### Exercise task
Of the lines in the records that follow, how many include the word "sand"? Answer with a bare number.

### Given data
--- START ---

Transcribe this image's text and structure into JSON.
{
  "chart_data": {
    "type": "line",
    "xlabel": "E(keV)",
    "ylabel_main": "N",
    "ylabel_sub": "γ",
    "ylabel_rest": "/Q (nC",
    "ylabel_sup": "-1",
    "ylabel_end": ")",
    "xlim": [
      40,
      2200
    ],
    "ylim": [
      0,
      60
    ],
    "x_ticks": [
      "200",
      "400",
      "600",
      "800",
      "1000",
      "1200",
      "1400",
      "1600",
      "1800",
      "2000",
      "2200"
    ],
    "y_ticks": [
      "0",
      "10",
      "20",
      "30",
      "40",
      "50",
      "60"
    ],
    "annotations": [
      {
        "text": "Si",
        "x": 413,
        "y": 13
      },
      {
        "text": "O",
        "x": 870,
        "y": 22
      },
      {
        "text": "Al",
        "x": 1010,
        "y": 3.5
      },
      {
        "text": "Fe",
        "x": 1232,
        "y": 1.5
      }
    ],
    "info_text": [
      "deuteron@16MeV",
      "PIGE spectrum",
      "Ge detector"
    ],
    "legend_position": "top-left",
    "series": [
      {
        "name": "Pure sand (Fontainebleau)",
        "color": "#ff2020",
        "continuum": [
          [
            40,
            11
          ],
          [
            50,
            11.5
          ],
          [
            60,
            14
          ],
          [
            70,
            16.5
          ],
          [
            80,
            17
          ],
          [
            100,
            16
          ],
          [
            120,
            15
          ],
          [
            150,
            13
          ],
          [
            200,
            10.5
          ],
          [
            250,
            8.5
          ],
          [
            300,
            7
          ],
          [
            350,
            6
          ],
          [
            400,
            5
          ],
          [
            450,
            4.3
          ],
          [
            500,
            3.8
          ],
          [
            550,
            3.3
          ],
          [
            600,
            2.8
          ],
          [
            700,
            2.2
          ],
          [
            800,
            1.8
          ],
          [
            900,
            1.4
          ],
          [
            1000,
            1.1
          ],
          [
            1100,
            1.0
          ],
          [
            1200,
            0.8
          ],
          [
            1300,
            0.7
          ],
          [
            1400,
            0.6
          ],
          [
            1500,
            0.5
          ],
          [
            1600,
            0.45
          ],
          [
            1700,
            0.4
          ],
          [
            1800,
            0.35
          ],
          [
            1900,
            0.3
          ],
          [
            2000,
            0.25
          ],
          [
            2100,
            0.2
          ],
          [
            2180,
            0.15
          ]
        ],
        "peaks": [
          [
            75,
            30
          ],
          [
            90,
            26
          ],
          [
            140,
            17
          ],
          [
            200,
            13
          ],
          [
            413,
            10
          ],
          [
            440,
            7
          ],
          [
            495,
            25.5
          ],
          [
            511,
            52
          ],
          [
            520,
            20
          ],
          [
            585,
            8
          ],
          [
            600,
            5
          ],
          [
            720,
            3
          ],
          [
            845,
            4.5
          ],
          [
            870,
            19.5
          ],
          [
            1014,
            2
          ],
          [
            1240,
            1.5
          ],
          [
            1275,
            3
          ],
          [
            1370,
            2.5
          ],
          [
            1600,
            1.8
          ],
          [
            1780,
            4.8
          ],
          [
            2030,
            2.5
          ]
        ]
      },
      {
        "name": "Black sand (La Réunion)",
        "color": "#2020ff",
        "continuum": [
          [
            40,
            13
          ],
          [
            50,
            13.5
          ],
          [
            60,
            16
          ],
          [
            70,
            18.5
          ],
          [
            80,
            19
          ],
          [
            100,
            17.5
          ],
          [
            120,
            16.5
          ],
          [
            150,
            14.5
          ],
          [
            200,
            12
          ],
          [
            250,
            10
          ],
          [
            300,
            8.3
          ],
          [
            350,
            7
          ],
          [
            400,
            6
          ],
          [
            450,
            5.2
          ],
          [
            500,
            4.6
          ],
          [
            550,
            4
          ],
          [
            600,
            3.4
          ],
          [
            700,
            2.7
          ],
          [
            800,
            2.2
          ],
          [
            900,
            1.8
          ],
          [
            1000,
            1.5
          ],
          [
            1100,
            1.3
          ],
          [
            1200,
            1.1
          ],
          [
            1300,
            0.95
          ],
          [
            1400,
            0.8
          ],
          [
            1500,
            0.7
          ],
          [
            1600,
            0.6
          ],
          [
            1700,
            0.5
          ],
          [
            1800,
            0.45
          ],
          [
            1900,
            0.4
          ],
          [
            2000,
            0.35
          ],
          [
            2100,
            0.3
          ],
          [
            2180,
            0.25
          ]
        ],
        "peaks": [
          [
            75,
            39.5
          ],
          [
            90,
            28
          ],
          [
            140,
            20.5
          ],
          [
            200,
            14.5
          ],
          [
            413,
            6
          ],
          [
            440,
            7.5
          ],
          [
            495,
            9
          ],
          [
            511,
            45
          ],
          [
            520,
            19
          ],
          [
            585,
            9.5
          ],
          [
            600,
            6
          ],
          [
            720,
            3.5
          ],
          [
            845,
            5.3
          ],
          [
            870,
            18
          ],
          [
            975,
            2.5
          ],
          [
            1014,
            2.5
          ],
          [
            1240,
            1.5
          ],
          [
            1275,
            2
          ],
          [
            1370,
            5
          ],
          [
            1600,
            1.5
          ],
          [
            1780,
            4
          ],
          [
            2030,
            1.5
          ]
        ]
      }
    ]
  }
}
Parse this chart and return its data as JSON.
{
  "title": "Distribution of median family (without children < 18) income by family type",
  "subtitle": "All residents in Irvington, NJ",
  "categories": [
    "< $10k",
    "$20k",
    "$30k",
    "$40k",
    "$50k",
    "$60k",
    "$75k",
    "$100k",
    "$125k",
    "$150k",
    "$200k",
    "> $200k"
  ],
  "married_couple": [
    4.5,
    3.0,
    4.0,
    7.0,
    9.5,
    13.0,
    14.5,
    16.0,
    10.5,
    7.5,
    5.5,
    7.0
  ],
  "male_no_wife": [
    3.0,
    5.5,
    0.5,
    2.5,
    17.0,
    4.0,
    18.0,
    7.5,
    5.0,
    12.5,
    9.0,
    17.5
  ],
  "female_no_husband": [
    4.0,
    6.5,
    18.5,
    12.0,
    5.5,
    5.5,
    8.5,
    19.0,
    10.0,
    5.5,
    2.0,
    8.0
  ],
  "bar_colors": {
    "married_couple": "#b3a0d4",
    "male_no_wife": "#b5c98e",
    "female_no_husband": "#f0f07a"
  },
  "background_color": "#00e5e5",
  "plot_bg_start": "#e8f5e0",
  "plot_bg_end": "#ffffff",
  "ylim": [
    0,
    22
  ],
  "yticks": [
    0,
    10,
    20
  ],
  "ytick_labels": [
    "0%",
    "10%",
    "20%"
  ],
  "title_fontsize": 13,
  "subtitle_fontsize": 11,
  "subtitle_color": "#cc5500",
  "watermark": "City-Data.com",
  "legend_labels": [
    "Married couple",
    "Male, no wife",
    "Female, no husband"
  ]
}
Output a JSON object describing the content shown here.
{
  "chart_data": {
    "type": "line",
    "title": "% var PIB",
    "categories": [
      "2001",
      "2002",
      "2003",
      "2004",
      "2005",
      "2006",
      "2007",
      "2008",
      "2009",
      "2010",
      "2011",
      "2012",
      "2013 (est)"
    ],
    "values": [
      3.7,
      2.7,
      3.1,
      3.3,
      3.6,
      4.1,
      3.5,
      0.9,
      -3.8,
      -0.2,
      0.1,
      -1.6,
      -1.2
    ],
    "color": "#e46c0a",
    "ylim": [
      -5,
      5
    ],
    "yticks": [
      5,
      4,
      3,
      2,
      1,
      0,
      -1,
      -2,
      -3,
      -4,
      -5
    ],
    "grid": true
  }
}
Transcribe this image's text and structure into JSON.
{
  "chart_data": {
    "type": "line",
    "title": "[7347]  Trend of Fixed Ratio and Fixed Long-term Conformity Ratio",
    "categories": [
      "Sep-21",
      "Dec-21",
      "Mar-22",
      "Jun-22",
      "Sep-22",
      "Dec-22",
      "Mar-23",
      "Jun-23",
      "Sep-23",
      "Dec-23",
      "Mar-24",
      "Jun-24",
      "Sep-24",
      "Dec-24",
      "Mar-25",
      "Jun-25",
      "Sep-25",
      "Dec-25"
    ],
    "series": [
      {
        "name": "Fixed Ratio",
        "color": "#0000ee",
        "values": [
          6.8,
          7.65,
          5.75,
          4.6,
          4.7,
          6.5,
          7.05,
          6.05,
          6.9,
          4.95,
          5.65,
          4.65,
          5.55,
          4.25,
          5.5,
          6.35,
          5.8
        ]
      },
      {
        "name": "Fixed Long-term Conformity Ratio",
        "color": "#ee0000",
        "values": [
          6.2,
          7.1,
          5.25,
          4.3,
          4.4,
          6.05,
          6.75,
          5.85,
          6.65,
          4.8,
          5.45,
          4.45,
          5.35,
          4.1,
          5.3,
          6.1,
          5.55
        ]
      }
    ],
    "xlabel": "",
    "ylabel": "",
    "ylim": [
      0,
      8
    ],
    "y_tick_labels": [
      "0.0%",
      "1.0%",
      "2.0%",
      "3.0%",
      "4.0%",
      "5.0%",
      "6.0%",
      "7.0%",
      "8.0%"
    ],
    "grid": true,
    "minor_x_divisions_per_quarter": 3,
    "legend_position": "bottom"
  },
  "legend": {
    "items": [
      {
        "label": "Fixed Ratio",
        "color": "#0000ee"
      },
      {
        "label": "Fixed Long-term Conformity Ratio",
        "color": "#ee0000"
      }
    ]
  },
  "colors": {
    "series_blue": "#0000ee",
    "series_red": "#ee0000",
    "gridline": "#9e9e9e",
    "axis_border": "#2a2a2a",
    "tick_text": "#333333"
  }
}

--- END ---

### Answer in full
2